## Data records
>>>>>

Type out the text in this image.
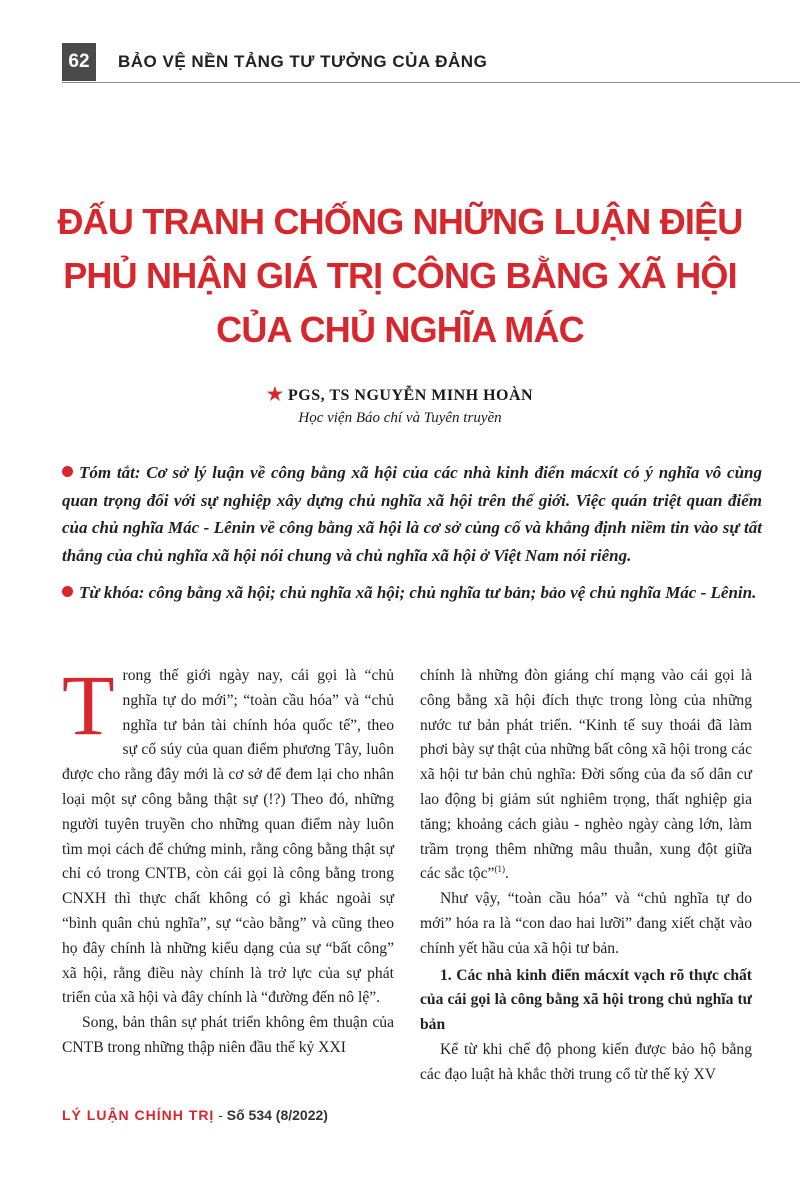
62	BẢO VỆ NỀN TẢNG TƯ TƯỞNG CỦA ĐẢNG
ĐẤU TRANH CHỐNG NHỮNG LUẬN ĐIỆU
PHỦ NHẬN GIÁ TRỊ CÔNG BẰNG XÃ HỘI
CỦA CHỦ NGHĨA MÁC
★ PGS, TS NGUYỄN MINH HOÀN
Học viện Báo chí và Tuyên truyền

Tóm tắt: Cơ sở lý luận về công bằng xã hội của các nhà kinh điển mácxít có ý nghĩa vô cùng quan trọng đối với sự nghiệp xây dựng chủ nghĩa xã hội trên thế giới. Việc quán triệt quan điểm của chủ nghĩa Mác - Lênin về công bằng xã hội là cơ sở củng cố và khẳng định niềm tin vào sự tất thắng của chủ nghĩa xã hội nói chung và chủ nghĩa xã hội ở Việt Nam nói riêng.

Từ khóa: công bằng xã hội; chủ nghĩa xã hội; chủ nghĩa tư bản; bảo vệ chủ nghĩa Mác - Lênin.

Trong thế giới ngày nay, cái gọi là “chủ nghĩa tự do mới”; “toàn cầu hóa” và “chủ nghĩa tư bản tài chính hóa quốc tế”, theo sự cổ súy của quan điểm phương Tây, luôn được cho rằng đây mới là cơ sở để đem lại cho nhân loại một sự công bằng thật sự (!?) Theo đó, những người tuyên truyền cho những quan điểm này luôn tìm mọi cách để chứng minh, rằng công bằng thật sự chỉ có trong CNTB, còn cái gọi là công bằng trong CNXH thì thực chất không có gì khác ngoài sự “bình quân chủ nghĩa”, sự “cào bằng” và cũng theo họ đây chính là những kiểu dạng của sự “bất công” xã hội, rằng điều này chính là trở lực của sự phát triển của xã hội và đây chính là “đường đến nô lệ”.

Song, bản thân sự phát triển không êm thuận của CNTB trong những thập niên đầu thế kỷ XXI

chính là những đòn giáng chí mạng vào cái gọi là công bằng xã hội đích thực trong lòng của những nước tư bản phát triển. “Kinh tế suy thoái đã làm phơi bày sự thật của những bất công xã hội trong các xã hội tư bản chủ nghĩa: Đời sống của đa số dân cư lao động bị giảm sút nghiêm trọng, thất nghiệp gia tăng; khoảng cách giàu - nghèo ngày càng lớn, làm trầm trọng thêm những mâu thuẫn, xung đột giữa các sắc tộc”$^{(1)}$.

Như vậy, “toàn cầu hóa” và “chủ nghĩa tự do mới” hóa ra là “con dao hai lưỡi” đang xiết chặt vào chính yết hầu của xã hội tư bản.

1. Các nhà kinh điển mácxít vạch rõ thực chất của cái gọi là công bằng xã hội trong chủ nghĩa tư bản

Kể từ khi chế độ phong kiến được bảo hộ bằng các đạo luật hà khắc thời trung cổ từ thế kỷ XV

LÝ LUẬN CHÍNH TRỊ - Số 534 (8/2022)
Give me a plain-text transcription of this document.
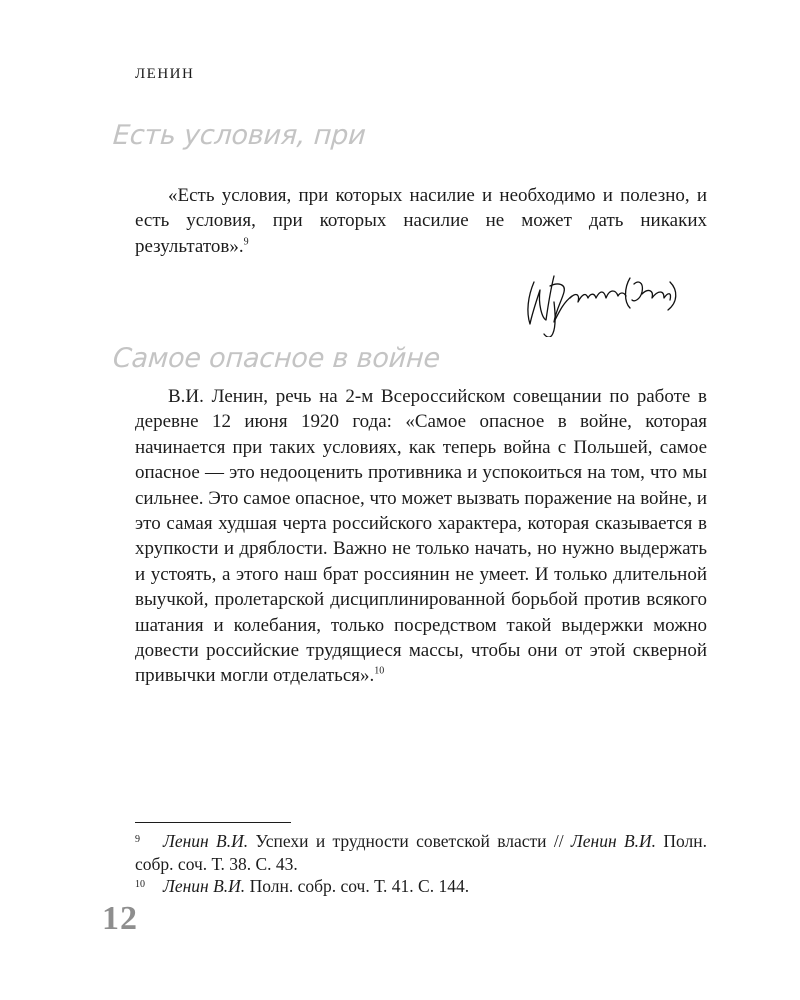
ЛЕНИН
Есть условия, при

«Есть условия, при которых насилие и необходимо и полезно, и есть условия, при которых насилие не может дать никаких результатов».$^9$

Самое опасное в войне

В.И. Ленин, речь на 2-м Всероссийском совещании по работе в деревне 12 июня 1920 года: «Самое опасное в войне, которая начинается при таких условиях, как теперь война с Польшей, самое опасное — это недооценить противника и успокоиться на том, что мы сильнее. Это самое опасное, что может вызвать поражение на войне, и это самая худшая черта российского характера, которая сказывается в хрупкости и дряблости. Важно не только начать, но нужно выдержать и устоять, а этого наш брат россиянин не умеет. И только длительной выучкой, пролетарской дисциплинированной борьбой против всякого шатания и колебания, только посредством такой выдержки можно довести российские трудящиеся массы, чтобы они от этой скверной привычки могли отделаться».$^{10}$

9 Ленин В.И. Успехи и трудности советской власти // Ленин В.И. Полн. собр. соч. Т. 38. С. 43.

10 Ленин В.И. Полн. собр. соч. Т. 41. С. 144.

12
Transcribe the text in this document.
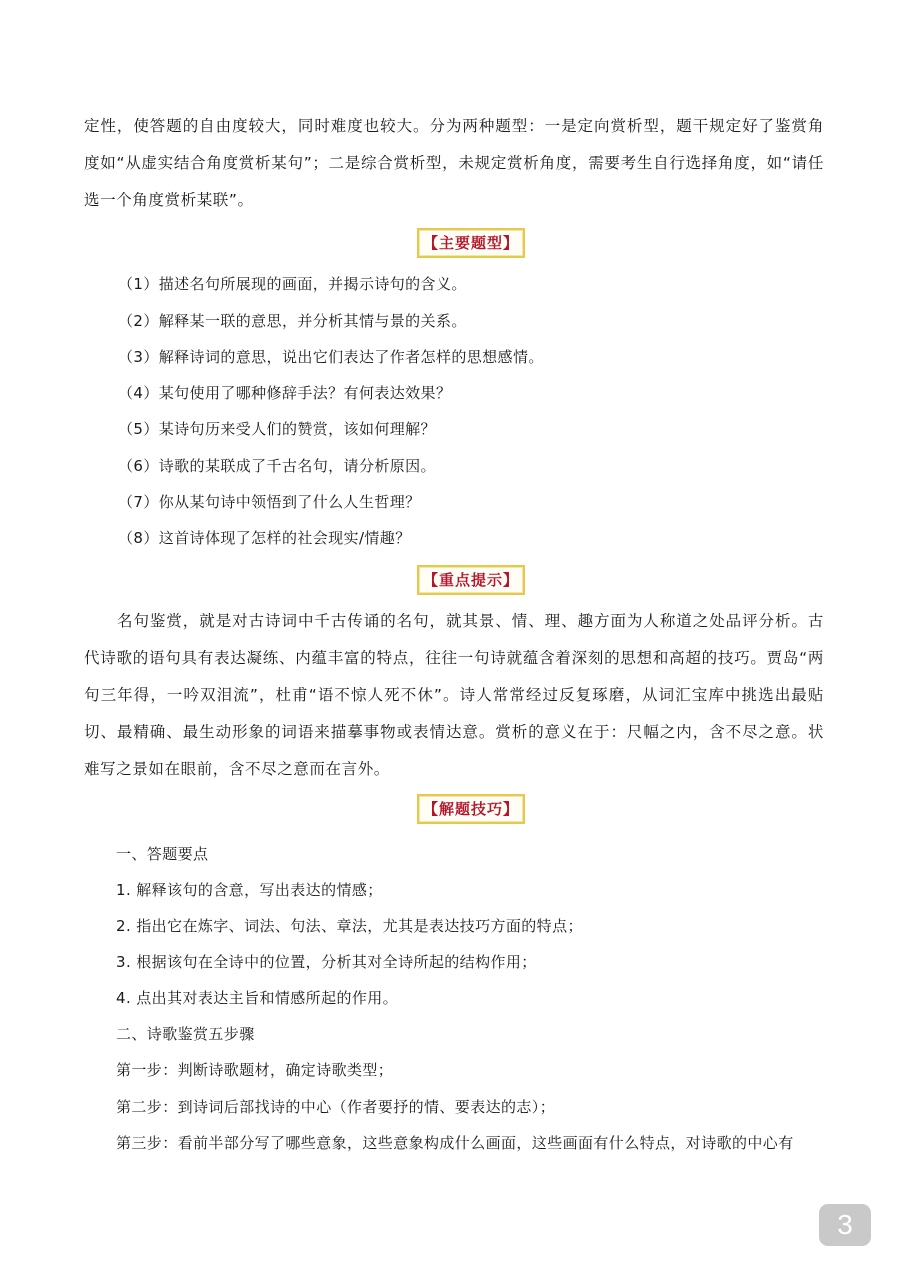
定性，使答题的自由度较大，同时难度也较大。分为两种题型：一是定向赏析型，题干规定好了鉴赏角度如“从虚实结合角度赏析某句”；二是综合赏析型，未规定赏析角度，需要考生自行选择角度，如“请任选一个角度赏析某联”。
【主要题型】
（1）描述名句所展现的画面，并揭示诗句的含义。
（2）解释某一联的意思，并分析其情与景的关系。
（3）解释诗词的意思，说出它们表达了作者怎样的思想感情。
（4）某句使用了哪种修辞手法？有何表达效果？
（5）某诗句历来受人们的赞赏，该如何理解？
（6）诗歌的某联成了千古名句，请分析原因。
（7）你从某句诗中领悟到了什么人生哲理？
（8）这首诗体现了怎样的社会现实/情趣？
【重点提示】
名句鉴赏，就是对古诗词中千古传诵的名句，就其景、情、理、趣方面为人称道之处品评分析。古代诗歌的语句具有表达凝练、内蕴丰富的特点，往往一句诗就蕴含着深刻的思想和高超的技巧。贾岛“两句三年得，一吟双泪流”，杜甫“语不惊人死不休”。诗人常常经过反复琢磨，从词汇宝库中挑选出最贴切、最精确、最生动形象的词语来描摹事物或表情达意。赏析的意义在于：尺幅之内，含不尽之意。状难写之景如在眼前，含不尽之意而在言外。
【解题技巧】
一、答题要点
1. 解释该句的含意，写出表达的情感；
2. 指出它在炼字、词法、句法、章法，尤其是表达技巧方面的特点；
3. 根据该句在全诗中的位置，分析其对全诗所起的结构作用；
4. 点出其对表达主旨和情感所起的作用。
二、诗歌鉴赏五步骤
第一步：判断诗歌题材，确定诗歌类型；
第二步：到诗词后部找诗的中心（作者要抒的情、要表达的志）；
第三步：看前半部分写了哪些意象，这些意象构成什么画面，这些画面有什么特点，对诗歌的中心有
3
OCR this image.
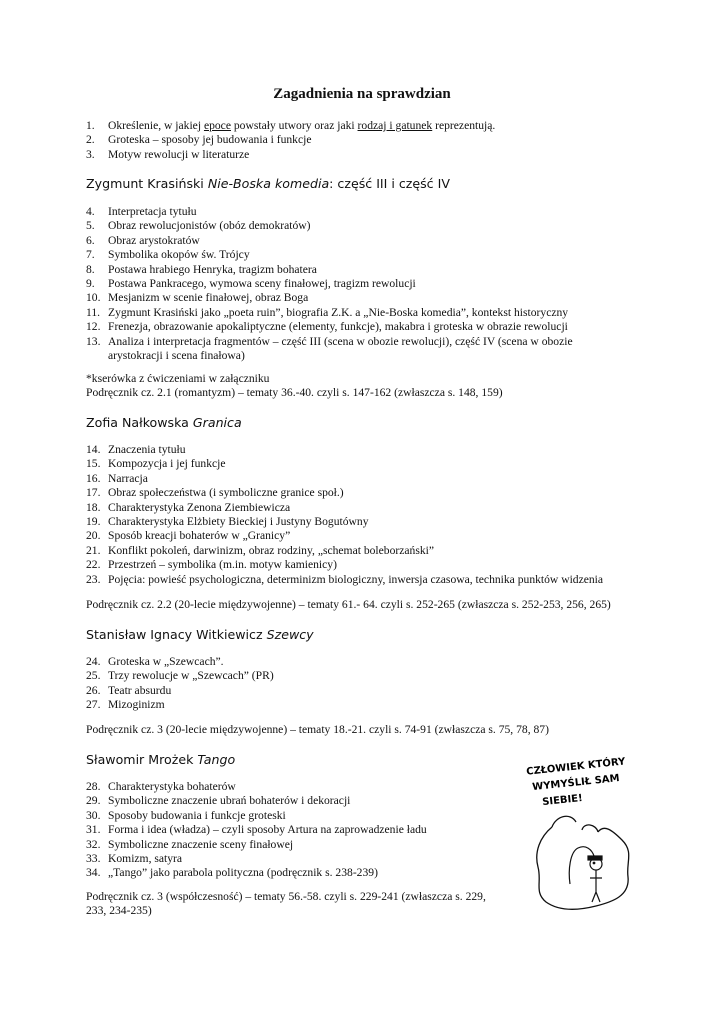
Zagadnienia na sprawdzian
1. Określenie, w jakiej epoce powstały utwory oraz jaki rodzaj i gatunek reprezentują.
2. Groteska – sposoby jej budowania i funkcje
3. Motyw rewolucji w literaturze
Zygmunt Krasiński Nie-Boska komedia: część III i część IV
4. Interpretacja tytułu
5. Obraz rewolucjonistów (obóz demokratów)
6. Obraz arystokratów
7. Symbolika okopów św. Trójcy
8. Postawa hrabiego Henryka, tragizm bohatera
9. Postawa Pankracego, wymowa sceny finałowej, tragizm rewolucji
10. Mesjanizm w scenie finałowej, obraz Boga
11. Zygmunt Krasiński jako „poeta ruin”, biografia Z.K. a „Nie-Boska komedia”, kontekst historyczny
12. Frenezja, obrazowanie apokaliptyczne (elementy, funkcje), makabra i groteska w obrazie rewolucji
13. Analiza i interpretacja fragmentów – część III (scena w obozie rewolucji), część IV (scena w obozie arystokracji i scena finałowa)
*kserówka z ćwiczeniami w załączniku
Podręcznik cz. 2.1 (romantyzm) – tematy 36.-40. czyli s. 147-162 (zwłaszcza s. 148, 159)
Zofia Nałkowska Granica
14. Znaczenia tytułu
15. Kompozycja i jej funkcje
16. Narracja
17. Obraz społeczeństwa (i symboliczne granice społ.)
18. Charakterystyka Zenona Ziembiewicza
19. Charakterystyka Elżbiety Bieckiej i Justyny Bogutówny
20. Sposób kreacji bohaterów w „Granicy”
21. Konflikt pokoleń, darwinizm, obraz rodziny, „schemat boleborzański”
22. Przestrzeń – symbolika (m.in. motyw kamienicy)
23. Pojęcia: powieść psychologiczna, determinizm biologiczny, inwersja czasowa, technika punktów widzenia
Podręcznik cz. 2.2 (20-lecie międzywojenne) – tematy 61.- 64. czyli s. 252-265 (zwłaszcza s. 252-253, 256, 265)
Stanisław Ignacy Witkiewicz Szewcy
24. Groteska w „Szewcach”.
25. Trzy rewolucje w „Szewcach” (PR)
26. Teatr absurdu
27. Mizoginizm
Podręcznik cz. 3 (20-lecie międzywojenne) – tematy 18.-21. czyli s. 74-91 (zwłaszcza s. 75, 78, 87)
Sławomir Mrożek Tango
28. Charakterystyka bohaterów
29. Symboliczne znaczenie ubrań bohaterów i dekoracji
30. Sposoby budowania i funkcje groteski
31. Forma i idea (władza) – czyli sposoby Artura na zaprowadzenie ładu
32. Symboliczne znaczenie sceny finałowej
33. Komizm, satyra
34. „Tango” jako parabola polityczna (podręcznik s. 238-239)
Podręcznik cz. 3 (współczesność) – tematy 56.-58. czyli s. 229-241 (zwłaszcza s. 229, 233, 234-235)
CZŁOWIEK KTÓRY
WYMYŚLIŁ SAM
SIEBIE!
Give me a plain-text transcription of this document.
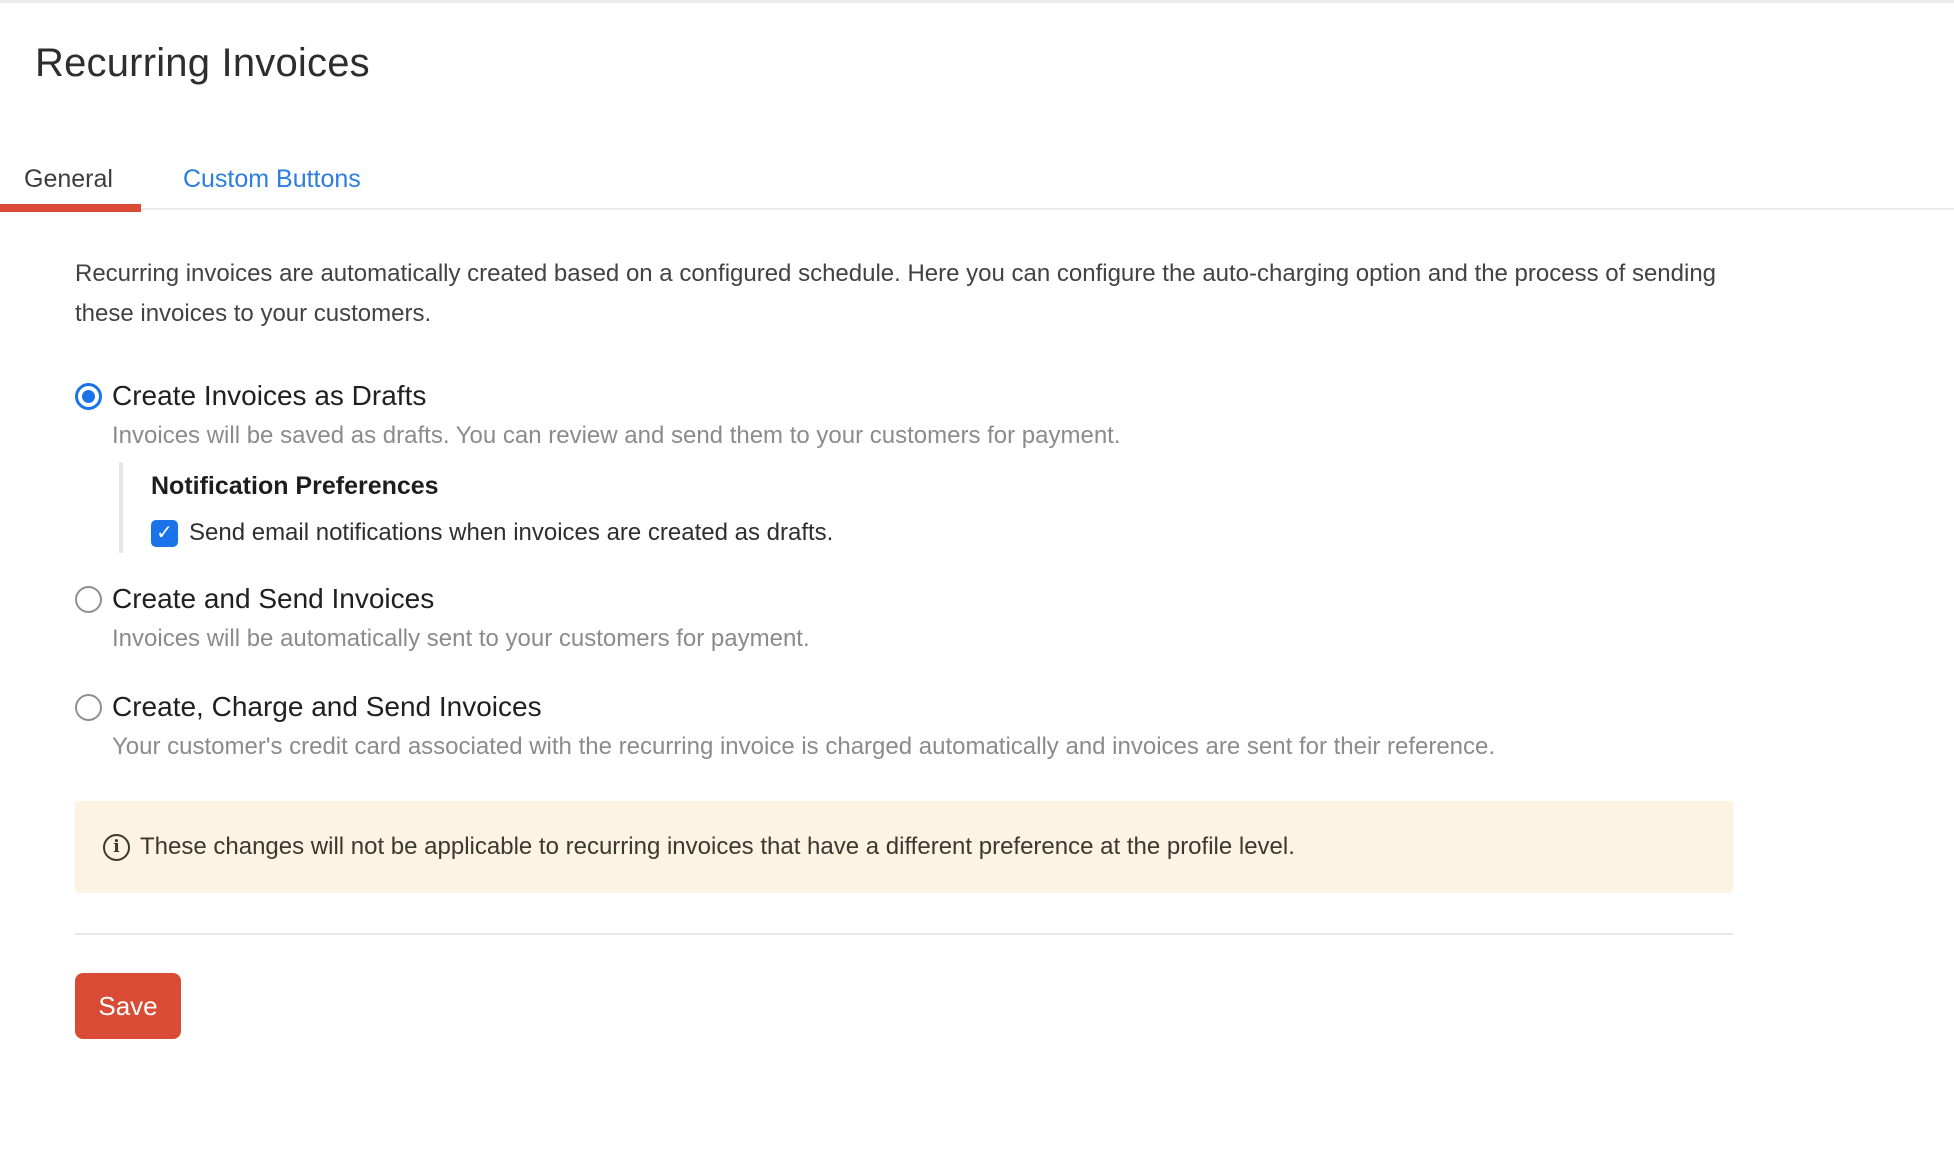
Recurring Invoices
General	Custom Buttons

Recurring invoices are automatically created based on a configured schedule. Here you can configure the auto-charging option and the process of sending these invoices to your customers.

Create Invoices as Drafts

Invoices will be saved as drafts. You can review and send them to your customers for payment.

Notification Preferences
✓ Send email notifications when invoices are created as drafts.
Create and Send Invoices

Invoices will be automatically sent to your customers for payment.

Create, Charge and Send Invoices

Your customer's credit card associated with the recurring invoice is charged automatically and invoices are sent for their reference.

i These changes will not be applicable to recurring invoices that have a different preference at the profile level.
Save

<<<<<

## Task instructions
Among the lines of the material above, how many include the string "text"? Report only that number.

## Output of the task
4